- **Exercise prompt**: With the pictures left out, copy the listing below exactly.

- **Extracted data**:
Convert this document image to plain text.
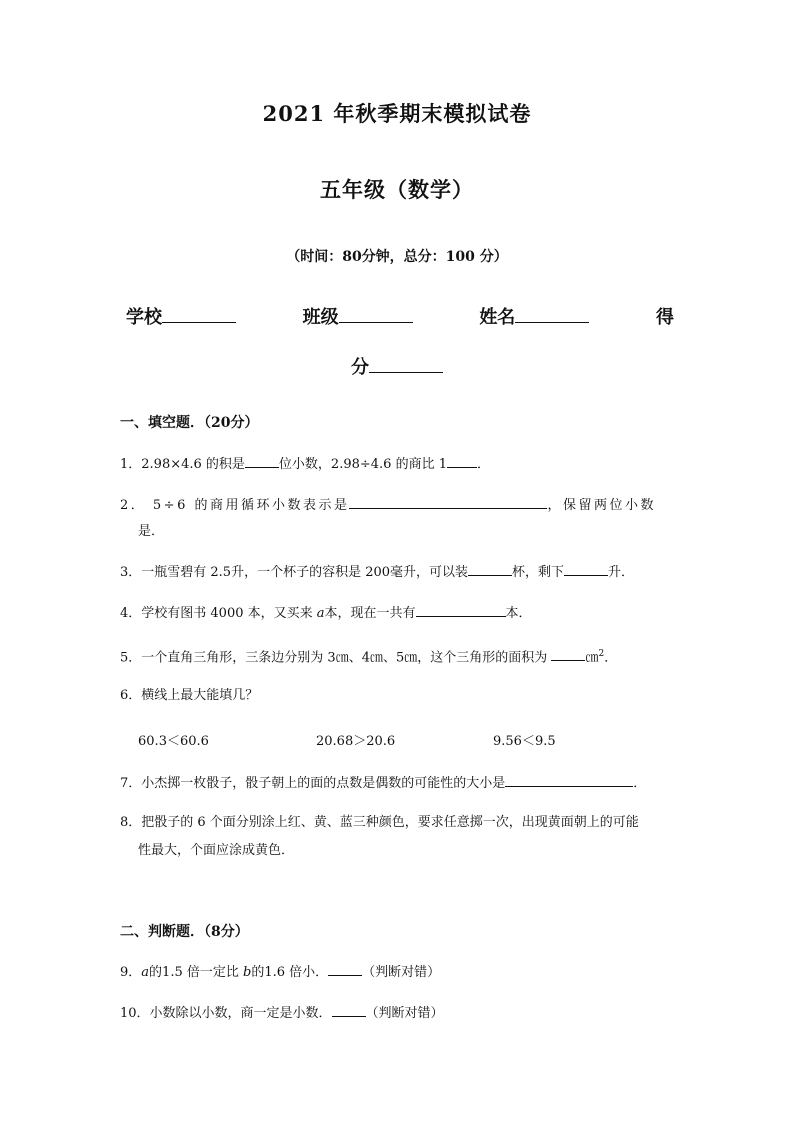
2021 年秋季期末模拟试卷
五年级（数学）
（时间：80分钟，总分：100 分）
学校	班级	姓名	得
分
一、填空题．（20分）
1．2.98×4.6 的积是	位小数，2.98÷4.6 的商比 1 ．
2． 5÷6 的商用循环小数表示是	，保留两位小数
是．
3．一瓶雪碧有 2.5升，一个杯子的容积是 200毫升，可以装	杯，剩下	升．
4．学校有图书 4000 本，又买来 a本，现在一共有	本．
5．一个直角三角形，三条边分别为 3㎝、4㎝、5㎝，这个三角形的面积为	㎝$^2$．
6．横线上最大能填几？
60.3＜60.6	20.68＞20.6	9.56＜9.5
7．小杰掷一枚骰子，骰子朝上的面的点数是偶数的可能性的大小是	．
8．把骰子的 6 个面分别涂上红、黄、蓝三种颜色，要求任意掷一次，出现黄面朝上的可能
性最大，个面应涂成黄色．
二、判断题．（8分）
9．a的1.5 倍一定比 b的1.6 倍小．	（判断对错）
10．小数除以小数，商一定是小数．	（判断对错）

- **The solution**:
Convert this document image to plain text.
2021 年秋季期末模拟试卷
五年级（数学）
（时间：80分钟，总分：100 分）
学校	班级	姓名	得
分
一、填空题．（20分）
1．2.98×4.6 的积是	位小数，2.98÷4.6 的商比 1 ．
2． 5÷6 的商用循环小数表示是	，保留两位小数
是．
3．一瓶雪碧有 2.5升，一个杯子的容积是 200毫升，可以装	杯，剩下	升．
4．学校有图书 4000 本，又买来 a本，现在一共有	本．
5．一个直角三角形，三条边分别为 3㎝、4㎝、5㎝，这个三角形的面积为	㎝$^2$．
6．横线上最大能填几？
60.3＜60.6	20.68＞20.6	9.56＜9.5
7．小杰掷一枚骰子，骰子朝上的面的点数是偶数的可能性的大小是	．
8．把骰子的 6 个面分别涂上红、黄、蓝三种颜色，要求任意掷一次，出现黄面朝上的可能
性最大，个面应涂成黄色．
二、判断题．（8分）
9．a的1.5 倍一定比 b的1.6 倍小．	（判断对错）
10．小数除以小数，商一定是小数．	（判断对错）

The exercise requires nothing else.